* begin *
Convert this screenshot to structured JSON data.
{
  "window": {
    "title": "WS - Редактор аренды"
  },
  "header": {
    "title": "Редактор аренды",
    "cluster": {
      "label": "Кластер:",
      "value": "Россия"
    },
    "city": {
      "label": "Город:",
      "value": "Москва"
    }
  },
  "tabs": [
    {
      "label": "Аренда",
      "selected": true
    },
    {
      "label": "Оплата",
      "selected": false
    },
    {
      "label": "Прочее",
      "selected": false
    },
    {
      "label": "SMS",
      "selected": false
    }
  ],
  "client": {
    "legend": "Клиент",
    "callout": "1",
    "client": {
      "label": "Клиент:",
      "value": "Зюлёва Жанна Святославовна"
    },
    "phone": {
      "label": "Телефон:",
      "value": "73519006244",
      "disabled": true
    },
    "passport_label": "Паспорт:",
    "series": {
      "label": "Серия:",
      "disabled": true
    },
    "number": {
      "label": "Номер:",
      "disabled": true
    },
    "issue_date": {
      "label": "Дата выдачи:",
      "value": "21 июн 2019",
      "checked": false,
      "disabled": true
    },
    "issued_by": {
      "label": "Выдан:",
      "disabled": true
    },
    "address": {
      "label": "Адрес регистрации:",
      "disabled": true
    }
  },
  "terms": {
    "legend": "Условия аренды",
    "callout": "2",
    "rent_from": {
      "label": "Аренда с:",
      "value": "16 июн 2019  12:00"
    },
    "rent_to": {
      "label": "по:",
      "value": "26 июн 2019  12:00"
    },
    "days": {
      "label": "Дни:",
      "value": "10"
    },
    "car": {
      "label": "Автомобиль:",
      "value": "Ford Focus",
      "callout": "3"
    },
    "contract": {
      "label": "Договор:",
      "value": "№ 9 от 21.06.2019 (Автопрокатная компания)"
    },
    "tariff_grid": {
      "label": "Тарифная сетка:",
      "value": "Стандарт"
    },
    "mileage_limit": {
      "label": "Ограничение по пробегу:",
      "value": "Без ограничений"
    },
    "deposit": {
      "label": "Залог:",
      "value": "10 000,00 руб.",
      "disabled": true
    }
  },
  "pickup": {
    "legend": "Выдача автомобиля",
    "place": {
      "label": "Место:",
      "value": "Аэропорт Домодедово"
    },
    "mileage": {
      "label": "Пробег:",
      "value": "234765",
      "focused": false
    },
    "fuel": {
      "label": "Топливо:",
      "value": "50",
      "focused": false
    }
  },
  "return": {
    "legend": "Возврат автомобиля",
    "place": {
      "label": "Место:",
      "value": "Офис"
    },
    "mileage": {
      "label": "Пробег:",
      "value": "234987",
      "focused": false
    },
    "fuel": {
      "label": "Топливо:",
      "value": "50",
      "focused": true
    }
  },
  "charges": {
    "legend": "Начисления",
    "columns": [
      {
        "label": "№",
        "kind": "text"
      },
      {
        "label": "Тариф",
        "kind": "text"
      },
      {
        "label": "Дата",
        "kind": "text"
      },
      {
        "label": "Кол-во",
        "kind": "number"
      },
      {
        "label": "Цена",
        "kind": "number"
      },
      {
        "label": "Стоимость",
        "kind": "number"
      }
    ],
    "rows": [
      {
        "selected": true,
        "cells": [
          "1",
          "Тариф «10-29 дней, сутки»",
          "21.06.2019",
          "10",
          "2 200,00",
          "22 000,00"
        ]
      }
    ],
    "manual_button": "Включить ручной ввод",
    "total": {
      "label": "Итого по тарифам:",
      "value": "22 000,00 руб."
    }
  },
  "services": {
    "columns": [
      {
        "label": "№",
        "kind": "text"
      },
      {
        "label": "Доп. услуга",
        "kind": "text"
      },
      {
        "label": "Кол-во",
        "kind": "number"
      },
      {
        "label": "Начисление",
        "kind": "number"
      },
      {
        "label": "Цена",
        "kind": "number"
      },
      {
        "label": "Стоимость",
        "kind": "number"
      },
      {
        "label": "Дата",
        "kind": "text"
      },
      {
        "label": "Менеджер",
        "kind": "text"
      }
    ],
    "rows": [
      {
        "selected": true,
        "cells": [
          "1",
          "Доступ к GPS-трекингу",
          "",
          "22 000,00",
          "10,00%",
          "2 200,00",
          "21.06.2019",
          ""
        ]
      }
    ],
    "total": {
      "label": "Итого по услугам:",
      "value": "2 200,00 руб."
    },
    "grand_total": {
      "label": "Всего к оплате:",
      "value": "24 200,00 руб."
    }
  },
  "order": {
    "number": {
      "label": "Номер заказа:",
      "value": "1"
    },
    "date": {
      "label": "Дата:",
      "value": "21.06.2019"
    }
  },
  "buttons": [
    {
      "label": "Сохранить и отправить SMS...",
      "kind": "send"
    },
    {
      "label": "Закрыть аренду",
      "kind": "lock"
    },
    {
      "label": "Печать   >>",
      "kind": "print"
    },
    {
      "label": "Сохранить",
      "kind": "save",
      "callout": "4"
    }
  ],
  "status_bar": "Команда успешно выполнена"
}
* end *
WORK TO DO: Pull every line containing "Сохранить" from the data.

PROBLEM SOLUTION:
      "label": "Сохранить и отправить SMS...",
      "label": "Сохранить",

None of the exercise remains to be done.